─── Material provided ───

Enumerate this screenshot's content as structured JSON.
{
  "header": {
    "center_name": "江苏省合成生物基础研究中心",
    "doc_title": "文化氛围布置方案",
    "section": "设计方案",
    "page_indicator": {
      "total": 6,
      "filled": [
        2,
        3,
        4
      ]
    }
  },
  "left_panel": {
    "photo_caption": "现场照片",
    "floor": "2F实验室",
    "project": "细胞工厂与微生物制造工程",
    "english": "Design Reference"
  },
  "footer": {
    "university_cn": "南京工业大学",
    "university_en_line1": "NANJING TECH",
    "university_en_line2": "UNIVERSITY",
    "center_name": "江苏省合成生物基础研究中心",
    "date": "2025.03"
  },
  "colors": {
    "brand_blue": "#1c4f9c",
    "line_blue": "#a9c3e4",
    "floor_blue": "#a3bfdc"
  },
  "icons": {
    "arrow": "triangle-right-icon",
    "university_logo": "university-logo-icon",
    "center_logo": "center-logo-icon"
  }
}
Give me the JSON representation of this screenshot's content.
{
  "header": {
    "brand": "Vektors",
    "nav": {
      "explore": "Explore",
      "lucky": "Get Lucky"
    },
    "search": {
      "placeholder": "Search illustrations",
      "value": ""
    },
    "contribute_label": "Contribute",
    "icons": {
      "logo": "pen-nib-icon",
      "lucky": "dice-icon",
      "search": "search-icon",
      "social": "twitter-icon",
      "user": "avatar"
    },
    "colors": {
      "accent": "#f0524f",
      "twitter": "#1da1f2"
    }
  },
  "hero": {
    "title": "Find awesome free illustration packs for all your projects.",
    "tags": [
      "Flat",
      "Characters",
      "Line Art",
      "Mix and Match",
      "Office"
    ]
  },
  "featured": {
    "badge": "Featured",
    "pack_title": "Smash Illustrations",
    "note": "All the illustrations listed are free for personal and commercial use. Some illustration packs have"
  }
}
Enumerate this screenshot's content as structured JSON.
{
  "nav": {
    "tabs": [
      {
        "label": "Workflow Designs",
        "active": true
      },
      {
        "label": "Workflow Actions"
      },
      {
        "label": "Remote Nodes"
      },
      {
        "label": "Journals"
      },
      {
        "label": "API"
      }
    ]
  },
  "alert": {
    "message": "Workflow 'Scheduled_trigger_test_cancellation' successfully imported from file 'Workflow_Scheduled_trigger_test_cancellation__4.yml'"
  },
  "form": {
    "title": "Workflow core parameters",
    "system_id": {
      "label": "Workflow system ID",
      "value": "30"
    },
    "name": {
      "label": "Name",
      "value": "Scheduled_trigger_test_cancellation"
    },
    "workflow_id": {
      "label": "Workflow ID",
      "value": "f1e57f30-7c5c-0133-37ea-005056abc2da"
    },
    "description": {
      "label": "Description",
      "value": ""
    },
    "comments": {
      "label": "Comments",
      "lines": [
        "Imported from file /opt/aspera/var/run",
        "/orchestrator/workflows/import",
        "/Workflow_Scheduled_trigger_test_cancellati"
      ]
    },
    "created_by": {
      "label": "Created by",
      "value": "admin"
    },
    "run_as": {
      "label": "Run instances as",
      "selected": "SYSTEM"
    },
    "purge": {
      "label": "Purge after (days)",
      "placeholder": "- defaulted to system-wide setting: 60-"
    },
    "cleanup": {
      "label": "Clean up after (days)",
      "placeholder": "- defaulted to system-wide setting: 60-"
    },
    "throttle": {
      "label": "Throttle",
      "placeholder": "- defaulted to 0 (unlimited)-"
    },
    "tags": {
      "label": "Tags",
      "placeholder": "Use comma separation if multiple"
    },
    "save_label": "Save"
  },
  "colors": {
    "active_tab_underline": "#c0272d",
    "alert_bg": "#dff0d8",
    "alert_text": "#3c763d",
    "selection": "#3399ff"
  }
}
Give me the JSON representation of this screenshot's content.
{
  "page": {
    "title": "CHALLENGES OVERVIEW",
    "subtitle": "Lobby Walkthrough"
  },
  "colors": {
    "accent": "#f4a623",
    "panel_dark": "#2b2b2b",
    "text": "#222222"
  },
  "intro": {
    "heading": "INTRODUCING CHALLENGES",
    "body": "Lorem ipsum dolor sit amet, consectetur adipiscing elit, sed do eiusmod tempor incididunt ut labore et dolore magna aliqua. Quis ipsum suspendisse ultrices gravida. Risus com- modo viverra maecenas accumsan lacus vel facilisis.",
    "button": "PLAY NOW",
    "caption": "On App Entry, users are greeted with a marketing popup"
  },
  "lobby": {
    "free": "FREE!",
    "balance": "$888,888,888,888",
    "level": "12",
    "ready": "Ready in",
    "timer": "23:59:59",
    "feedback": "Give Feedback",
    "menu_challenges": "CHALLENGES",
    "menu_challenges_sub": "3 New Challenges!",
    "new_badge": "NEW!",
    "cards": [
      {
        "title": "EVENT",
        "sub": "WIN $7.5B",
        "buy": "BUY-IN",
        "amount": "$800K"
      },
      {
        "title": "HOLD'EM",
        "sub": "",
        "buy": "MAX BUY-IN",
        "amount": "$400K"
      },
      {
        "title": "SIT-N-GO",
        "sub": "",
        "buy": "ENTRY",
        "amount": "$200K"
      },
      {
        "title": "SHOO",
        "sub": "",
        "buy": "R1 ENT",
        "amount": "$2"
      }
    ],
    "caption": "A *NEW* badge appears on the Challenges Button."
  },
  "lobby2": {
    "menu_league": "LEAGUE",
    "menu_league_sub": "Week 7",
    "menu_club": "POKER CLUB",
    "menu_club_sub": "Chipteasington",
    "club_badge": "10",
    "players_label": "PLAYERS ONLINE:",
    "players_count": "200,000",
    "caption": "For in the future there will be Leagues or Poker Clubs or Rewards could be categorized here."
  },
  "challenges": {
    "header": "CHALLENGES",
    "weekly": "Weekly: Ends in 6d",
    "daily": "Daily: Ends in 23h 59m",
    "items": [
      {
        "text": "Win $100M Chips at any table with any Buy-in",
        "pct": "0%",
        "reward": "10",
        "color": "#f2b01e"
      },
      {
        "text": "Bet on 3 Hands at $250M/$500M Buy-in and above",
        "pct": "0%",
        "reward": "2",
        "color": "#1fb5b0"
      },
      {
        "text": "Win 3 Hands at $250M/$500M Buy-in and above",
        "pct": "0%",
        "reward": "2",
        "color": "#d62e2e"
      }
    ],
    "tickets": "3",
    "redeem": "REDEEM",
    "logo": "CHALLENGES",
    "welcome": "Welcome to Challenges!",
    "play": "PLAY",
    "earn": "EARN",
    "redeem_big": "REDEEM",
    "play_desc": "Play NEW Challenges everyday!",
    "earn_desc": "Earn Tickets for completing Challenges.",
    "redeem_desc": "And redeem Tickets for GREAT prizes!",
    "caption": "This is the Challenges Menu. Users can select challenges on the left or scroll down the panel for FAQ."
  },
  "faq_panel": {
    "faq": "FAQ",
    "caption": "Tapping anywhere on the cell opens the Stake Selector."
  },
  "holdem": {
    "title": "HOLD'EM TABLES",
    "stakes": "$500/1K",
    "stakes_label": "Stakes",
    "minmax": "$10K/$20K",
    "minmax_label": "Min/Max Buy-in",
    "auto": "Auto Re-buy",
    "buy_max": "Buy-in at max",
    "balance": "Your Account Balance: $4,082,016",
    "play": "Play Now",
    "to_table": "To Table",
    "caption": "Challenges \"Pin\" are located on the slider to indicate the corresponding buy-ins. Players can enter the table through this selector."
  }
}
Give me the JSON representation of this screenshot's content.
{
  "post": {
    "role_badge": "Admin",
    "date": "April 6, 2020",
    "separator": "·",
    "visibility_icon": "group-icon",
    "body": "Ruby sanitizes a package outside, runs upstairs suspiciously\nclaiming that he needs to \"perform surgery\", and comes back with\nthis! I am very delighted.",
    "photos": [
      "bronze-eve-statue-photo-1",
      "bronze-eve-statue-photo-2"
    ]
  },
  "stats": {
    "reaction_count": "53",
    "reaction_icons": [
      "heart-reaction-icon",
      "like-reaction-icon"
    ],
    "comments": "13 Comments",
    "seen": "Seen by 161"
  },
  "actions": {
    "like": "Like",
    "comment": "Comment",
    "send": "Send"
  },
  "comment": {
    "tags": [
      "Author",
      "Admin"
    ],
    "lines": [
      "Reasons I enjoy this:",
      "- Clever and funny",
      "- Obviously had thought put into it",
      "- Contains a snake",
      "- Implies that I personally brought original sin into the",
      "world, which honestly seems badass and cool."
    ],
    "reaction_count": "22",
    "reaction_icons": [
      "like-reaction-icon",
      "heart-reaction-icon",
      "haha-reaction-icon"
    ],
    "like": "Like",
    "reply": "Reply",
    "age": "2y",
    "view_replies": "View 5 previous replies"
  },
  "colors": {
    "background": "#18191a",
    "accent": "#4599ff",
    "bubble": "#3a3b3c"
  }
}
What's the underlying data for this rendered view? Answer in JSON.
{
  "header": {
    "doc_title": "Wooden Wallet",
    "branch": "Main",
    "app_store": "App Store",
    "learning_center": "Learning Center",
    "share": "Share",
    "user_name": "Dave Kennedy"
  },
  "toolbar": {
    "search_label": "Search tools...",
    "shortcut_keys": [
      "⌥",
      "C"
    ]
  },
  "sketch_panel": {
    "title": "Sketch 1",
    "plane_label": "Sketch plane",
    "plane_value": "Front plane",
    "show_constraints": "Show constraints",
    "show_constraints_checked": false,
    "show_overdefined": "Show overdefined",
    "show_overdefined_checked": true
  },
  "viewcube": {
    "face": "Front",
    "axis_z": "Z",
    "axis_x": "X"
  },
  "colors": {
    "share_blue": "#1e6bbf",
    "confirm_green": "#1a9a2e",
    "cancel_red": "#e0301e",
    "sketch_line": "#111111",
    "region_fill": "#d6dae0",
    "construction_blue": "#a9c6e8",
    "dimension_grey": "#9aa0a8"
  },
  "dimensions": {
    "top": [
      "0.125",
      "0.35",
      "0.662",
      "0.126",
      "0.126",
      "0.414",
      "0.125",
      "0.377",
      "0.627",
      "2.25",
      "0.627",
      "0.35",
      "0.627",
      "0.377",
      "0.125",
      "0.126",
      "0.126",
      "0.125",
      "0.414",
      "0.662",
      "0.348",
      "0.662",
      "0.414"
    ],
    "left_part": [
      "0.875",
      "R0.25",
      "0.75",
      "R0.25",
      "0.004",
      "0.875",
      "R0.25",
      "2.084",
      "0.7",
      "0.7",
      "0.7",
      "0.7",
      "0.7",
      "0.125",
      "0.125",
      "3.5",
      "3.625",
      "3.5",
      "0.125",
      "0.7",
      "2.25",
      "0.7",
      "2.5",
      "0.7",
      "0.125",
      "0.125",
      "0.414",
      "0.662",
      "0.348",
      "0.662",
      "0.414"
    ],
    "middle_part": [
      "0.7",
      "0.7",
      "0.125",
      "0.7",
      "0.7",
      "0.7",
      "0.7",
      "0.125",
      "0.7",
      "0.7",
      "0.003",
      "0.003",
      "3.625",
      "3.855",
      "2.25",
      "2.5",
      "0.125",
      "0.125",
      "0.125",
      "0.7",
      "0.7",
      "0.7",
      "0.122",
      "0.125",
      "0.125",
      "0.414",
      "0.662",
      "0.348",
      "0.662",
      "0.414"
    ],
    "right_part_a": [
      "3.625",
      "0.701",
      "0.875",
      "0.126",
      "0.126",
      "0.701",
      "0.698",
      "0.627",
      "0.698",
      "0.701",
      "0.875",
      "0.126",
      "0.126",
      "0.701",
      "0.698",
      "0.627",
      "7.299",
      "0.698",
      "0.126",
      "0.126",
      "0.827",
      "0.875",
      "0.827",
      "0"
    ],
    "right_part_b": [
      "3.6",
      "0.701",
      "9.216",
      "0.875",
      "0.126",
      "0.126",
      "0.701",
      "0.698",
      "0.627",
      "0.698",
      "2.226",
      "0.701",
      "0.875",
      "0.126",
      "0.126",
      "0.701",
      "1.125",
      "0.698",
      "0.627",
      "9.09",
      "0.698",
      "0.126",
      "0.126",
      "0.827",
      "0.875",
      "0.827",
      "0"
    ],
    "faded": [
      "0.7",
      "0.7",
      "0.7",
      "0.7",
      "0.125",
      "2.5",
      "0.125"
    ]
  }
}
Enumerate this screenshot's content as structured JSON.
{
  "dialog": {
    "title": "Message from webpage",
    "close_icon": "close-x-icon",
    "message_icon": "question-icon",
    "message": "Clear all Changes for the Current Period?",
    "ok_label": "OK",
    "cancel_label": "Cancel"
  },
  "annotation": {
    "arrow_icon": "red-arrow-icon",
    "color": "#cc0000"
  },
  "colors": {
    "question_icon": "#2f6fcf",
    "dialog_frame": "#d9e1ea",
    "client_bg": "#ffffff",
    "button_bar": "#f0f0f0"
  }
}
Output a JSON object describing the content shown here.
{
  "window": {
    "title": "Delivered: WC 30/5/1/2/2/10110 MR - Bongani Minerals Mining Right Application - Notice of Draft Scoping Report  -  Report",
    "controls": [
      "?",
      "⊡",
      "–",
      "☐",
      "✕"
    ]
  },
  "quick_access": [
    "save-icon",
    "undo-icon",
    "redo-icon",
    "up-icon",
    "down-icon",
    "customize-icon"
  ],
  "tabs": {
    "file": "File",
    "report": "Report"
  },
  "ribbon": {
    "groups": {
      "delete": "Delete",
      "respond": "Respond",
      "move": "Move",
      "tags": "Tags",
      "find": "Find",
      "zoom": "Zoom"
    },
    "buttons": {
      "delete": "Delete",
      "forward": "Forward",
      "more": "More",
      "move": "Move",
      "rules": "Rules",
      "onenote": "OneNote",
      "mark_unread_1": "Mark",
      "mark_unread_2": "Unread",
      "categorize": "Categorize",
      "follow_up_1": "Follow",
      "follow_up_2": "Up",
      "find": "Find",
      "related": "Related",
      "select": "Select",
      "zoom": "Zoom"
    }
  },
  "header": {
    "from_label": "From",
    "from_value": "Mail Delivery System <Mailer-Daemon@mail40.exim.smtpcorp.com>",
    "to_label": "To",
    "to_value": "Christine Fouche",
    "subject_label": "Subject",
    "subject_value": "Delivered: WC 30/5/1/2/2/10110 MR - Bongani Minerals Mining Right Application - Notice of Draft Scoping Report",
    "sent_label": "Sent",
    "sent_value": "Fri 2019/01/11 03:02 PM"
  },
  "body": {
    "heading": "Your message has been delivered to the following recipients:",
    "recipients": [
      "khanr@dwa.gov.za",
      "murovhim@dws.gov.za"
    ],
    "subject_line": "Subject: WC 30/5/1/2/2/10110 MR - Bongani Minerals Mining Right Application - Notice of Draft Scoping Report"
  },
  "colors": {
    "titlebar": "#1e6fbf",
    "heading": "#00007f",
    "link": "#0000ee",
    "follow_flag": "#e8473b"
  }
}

───

**Aim:** Look through the material and copy each line that has "twitter".

**The completed task:**
      "social": "twitter-icon",
      "twitter": "#1da1f2"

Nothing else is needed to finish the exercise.